■ **Required work**: Check every line of the material below for the string "grid", and return the ones that have it.
** start Stored records **
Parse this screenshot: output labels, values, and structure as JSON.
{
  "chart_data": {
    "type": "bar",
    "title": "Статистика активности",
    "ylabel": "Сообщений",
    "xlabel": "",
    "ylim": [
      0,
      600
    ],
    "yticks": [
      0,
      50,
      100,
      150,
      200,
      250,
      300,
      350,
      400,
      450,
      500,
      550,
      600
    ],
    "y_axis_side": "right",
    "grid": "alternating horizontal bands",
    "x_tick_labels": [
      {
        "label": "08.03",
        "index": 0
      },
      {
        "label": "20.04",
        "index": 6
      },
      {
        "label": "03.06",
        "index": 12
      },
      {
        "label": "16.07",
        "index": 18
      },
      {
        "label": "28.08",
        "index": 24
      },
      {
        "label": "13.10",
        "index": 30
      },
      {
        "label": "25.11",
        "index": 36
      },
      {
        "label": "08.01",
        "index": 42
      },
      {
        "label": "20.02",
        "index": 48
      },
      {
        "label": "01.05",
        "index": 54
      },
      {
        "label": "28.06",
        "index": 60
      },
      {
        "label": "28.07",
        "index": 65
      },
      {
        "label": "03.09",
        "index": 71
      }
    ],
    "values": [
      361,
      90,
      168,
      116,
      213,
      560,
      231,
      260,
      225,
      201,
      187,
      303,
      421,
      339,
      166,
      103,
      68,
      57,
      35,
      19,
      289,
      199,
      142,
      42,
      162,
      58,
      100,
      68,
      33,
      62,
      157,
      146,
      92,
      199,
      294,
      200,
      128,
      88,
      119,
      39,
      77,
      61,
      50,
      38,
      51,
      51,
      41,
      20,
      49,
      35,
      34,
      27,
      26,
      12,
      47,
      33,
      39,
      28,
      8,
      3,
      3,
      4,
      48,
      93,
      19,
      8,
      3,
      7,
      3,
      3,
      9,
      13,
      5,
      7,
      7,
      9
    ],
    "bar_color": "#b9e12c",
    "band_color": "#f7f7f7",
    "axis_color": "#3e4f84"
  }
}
** end Stored records **
** start Stored records **
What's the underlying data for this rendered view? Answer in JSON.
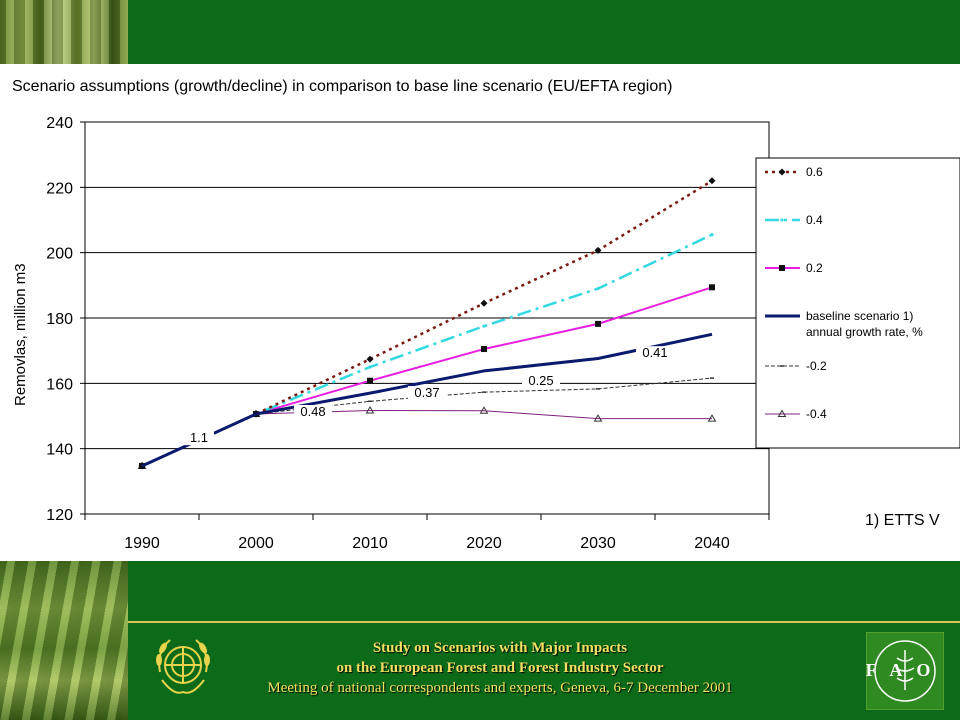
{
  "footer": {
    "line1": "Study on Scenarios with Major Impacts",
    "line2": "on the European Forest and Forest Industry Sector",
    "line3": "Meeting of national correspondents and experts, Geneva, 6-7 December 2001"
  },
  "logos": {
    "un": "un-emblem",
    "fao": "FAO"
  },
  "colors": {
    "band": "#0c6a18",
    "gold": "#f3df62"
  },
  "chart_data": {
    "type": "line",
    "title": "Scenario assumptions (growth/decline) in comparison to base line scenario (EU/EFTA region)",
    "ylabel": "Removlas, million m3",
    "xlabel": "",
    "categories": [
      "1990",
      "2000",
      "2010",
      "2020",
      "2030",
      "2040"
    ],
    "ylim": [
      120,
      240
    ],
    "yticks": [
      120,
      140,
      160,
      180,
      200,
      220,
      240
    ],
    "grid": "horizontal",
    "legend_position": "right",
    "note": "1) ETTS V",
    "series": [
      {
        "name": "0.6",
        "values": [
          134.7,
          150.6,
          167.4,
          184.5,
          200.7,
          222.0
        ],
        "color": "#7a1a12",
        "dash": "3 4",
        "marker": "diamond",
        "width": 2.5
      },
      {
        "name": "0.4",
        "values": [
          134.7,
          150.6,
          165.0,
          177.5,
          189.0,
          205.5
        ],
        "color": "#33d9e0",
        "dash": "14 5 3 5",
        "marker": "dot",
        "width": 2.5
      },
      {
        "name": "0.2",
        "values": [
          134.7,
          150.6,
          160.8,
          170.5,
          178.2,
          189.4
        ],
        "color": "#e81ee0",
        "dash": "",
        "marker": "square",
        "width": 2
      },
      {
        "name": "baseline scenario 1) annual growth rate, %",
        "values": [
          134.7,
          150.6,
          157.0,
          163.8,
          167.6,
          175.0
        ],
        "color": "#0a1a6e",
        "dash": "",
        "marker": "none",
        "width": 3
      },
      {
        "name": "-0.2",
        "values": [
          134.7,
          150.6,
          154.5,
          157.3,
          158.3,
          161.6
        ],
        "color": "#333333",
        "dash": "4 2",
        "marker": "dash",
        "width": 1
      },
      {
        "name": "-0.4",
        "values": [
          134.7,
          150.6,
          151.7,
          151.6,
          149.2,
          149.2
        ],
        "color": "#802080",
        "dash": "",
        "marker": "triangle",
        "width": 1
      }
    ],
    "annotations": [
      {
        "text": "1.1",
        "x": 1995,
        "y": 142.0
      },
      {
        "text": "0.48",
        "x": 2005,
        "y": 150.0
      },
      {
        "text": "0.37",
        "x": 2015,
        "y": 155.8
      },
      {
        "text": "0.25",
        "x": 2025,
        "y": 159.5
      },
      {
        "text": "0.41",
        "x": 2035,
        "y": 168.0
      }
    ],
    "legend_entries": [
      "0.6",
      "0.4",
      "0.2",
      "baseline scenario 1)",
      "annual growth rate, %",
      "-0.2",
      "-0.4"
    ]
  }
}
** end Stored records **
** start Stored records **
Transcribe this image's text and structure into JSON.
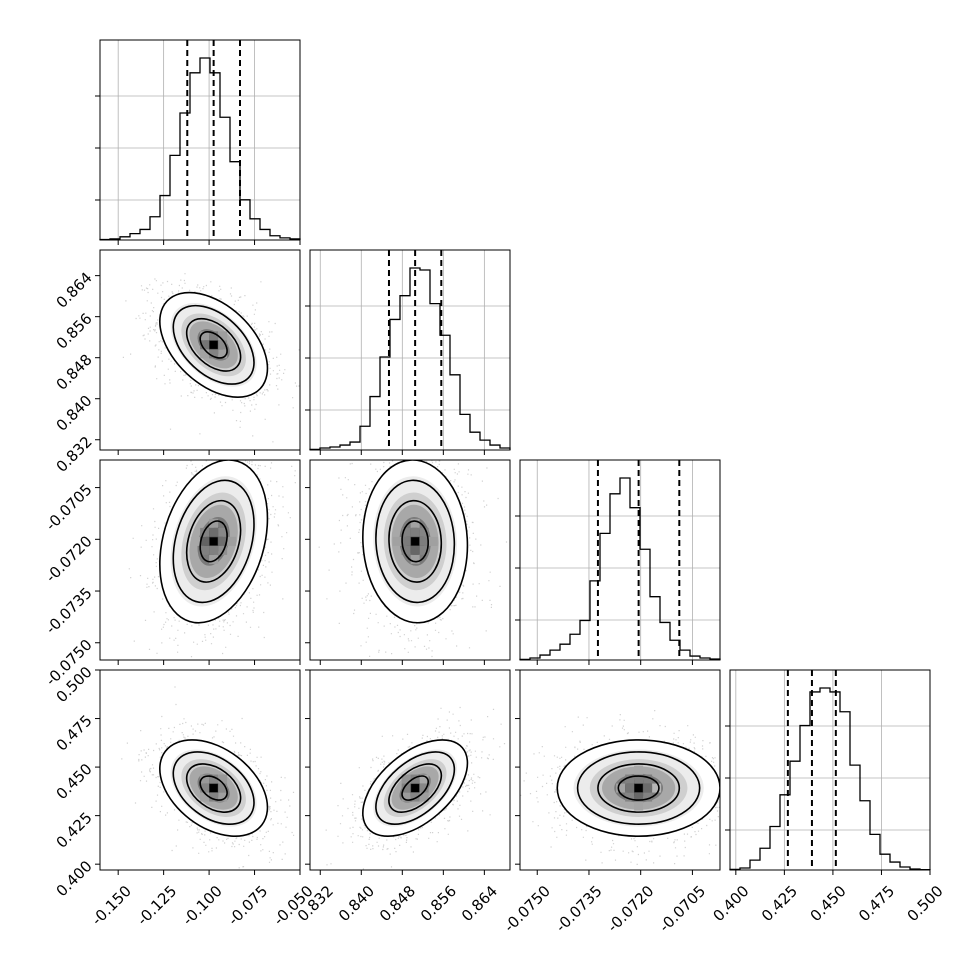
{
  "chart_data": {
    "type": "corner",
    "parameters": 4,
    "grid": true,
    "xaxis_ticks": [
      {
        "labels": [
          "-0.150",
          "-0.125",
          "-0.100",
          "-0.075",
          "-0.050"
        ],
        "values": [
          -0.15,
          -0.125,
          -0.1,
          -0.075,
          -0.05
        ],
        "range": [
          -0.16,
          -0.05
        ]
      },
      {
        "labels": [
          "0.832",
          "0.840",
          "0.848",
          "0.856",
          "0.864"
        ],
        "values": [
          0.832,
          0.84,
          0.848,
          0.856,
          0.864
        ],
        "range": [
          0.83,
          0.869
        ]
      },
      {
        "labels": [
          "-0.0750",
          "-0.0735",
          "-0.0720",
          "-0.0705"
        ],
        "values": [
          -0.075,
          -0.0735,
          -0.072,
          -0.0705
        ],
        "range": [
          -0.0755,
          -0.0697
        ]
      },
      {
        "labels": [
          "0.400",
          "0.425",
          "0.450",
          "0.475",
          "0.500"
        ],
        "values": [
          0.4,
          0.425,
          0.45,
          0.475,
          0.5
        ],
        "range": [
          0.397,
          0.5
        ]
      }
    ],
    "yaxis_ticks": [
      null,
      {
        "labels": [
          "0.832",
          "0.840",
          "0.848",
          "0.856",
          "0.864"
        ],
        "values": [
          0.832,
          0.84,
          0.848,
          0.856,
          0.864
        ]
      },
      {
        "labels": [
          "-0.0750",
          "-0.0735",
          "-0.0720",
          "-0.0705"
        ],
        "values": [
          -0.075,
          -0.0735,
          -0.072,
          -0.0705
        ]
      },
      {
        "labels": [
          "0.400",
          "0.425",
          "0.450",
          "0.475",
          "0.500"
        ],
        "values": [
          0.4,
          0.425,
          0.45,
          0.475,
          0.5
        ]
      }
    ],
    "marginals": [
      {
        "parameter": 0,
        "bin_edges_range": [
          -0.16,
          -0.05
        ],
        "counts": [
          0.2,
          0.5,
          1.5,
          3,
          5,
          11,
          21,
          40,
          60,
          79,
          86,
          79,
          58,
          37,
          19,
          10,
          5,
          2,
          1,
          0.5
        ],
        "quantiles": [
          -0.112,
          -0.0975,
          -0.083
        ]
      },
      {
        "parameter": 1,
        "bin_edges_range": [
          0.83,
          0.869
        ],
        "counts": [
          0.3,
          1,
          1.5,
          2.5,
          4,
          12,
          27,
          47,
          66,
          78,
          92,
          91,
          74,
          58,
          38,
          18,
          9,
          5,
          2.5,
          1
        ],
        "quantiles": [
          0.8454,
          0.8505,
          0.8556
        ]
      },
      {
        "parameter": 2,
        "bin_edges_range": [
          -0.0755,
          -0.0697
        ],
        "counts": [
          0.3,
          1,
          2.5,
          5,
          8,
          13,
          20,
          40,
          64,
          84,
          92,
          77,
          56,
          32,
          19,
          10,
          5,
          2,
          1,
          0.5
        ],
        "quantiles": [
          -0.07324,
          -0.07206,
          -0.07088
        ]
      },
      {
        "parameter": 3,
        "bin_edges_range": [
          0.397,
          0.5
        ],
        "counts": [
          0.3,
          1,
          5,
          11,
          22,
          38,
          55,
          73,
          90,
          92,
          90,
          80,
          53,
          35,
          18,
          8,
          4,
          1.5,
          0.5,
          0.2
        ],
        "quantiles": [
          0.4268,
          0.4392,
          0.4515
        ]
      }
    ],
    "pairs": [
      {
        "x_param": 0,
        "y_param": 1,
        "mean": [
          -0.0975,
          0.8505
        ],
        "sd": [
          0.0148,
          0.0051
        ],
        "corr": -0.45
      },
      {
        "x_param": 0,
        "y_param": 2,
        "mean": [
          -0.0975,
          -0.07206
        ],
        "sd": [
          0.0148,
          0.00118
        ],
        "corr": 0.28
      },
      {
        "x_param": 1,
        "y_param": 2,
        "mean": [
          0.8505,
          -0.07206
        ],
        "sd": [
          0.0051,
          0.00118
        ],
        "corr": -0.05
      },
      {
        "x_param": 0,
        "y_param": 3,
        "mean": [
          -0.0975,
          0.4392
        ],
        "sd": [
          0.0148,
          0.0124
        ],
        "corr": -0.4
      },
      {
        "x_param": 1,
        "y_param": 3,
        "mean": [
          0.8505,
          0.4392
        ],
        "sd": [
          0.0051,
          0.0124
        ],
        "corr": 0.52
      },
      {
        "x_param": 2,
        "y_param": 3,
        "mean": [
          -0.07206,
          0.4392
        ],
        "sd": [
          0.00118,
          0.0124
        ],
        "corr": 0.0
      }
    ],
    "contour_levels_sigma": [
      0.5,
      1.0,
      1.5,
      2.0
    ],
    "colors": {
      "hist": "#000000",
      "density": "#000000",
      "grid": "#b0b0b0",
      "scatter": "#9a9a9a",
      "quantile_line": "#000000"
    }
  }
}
** end Stored records **
■ **Expected output**:
    "grid": "alternating horizontal bands",
    "grid": "horizontal",
    "grid": true,
      "grid": "#b0b0b0",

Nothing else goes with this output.